Список заданий:
1. В каком году, согласно отрывку о Сезанне и Золя, Золя опубликовал прощание с живописью и художниками?
2. Продолжите отрывок о Сезанне и Золя, начиная сразу после его последней фразы.

Сезанн. Жизнь - Данчев Алекс. Страница 80

Золя, в свою очередь, по-прежнему собирал информацию о Сезанне и продолжать делать это до самой смерти. В 1896 году, спустя десять лет после окончания связанного с выходом «Творчества» ажиотажа, он опубликовал пророческое прощание с живописью и художниками, которое Жеффруа позже описывал как «победные фанфары, звучащие словно похоронный марш». Кроме того, в нем содержится любопытное и неоднозначное упоминание о самом значимом художнике, где есть одновременно и повторение оценки творчества Сезанна, и, возможно, скрытое отречение. «Я вырос чуть ли не в одной колыбели с моим другом, моим братом Полем Сезанном, великим художником-неудачником, в котором только теперь разглядели гениальность» {718}. По некоторым свидетельствам, Золя нередко называл Сезанна неудачником. Трудно сказать, было ли это наветом, или же Золя и в самом деле так отзывался о своем друге. Но если верить Воллару, одну из таких историй пересказывал ему сам Сезанн:

Позднее, когда я был в Эксе, я узнал о приезде Золя. Я и правда думал, что он не осмелится заявиться ко мне. Вы только поймите, месье Воллар, мой дорогой Золя был в Эксе! Я обо всем забыл, и о «Творчестве», и о многих других вещах, например о чертовой экономке, которая бросала на меня гневные взгляды, пока я вытирал ноги на пороге его гостиной. В тот момент я был на этюдах; моя работа продвигалась недурно, но к черту все: Золя в Эксе! Не взяв даже сумки, я помчался в гостиницу, где он остановился, но один знакомый, которого я встретил по дороге, рассказал мне, что накануне кто-то спросил Золя: «Собираетесь ли вы преломить хлеб с Сезанном?», а Золя ответил: «Зачем мне снова встречаться с этим неудачником?» Так что я вернулся к работе.

Выдержка из данных:
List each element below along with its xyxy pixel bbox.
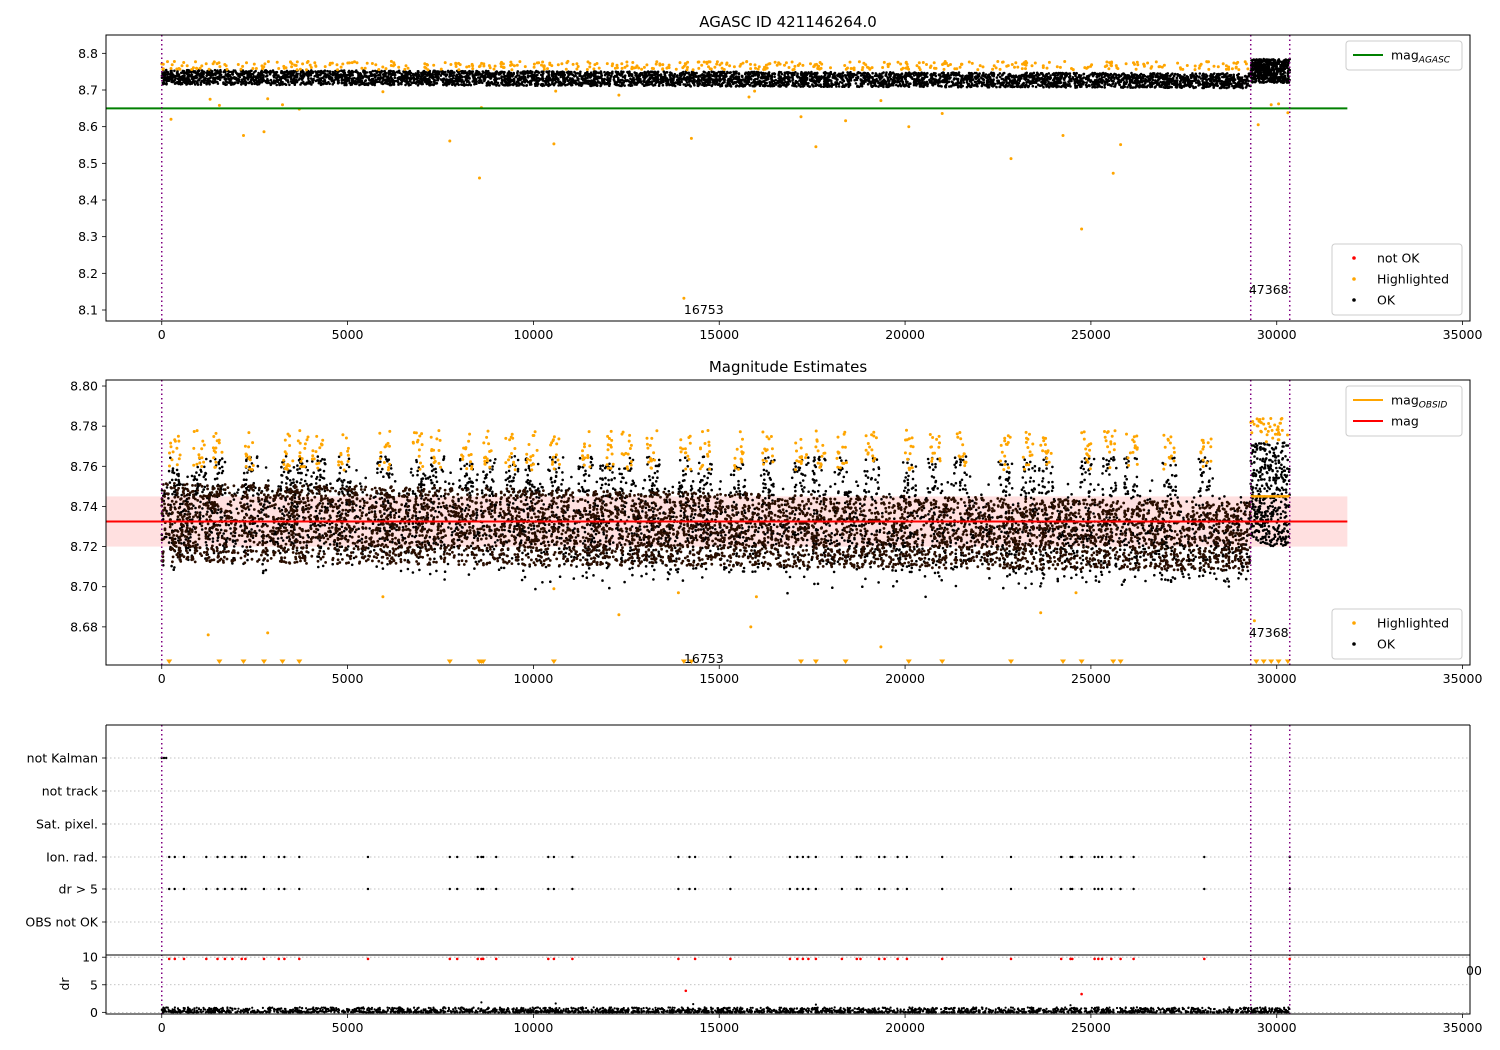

Ответы:
1. В 1896 году.

2.
Глаза Сезанна наполнились слезами. Он высморкался, чтобы это скрыть, и сказал: «Видите ли, месье Воллар, Золя не злодей, но он поддался обстоятельствам!» {719}

Они оба отрицали факт ссоры. Просто что-то изменилось, и их пути разошлись. Они были Неразлучными, неразлучными и остались, но отдалились друг от друга. Судя по всему, Сезанн решил, что между ними должна соблюдаться определенная дистанция. Отношения в его понимании не требовали тесной близости. Говорят, что Флобер отличался пристрастием к «близости на расстоянии» {720}. Сезанну была понятна эта идея. Его глубокая привязанность к великому Писсарро не ослабла, несмотря на то что за последние двадцать лет своей жизни они встретились лишь один раз (и то случайно). Ни один из них не видел в этом ничего примечательного. А для Золя близость неизбежно вела к обострению отношений. Братские узы были разорваны.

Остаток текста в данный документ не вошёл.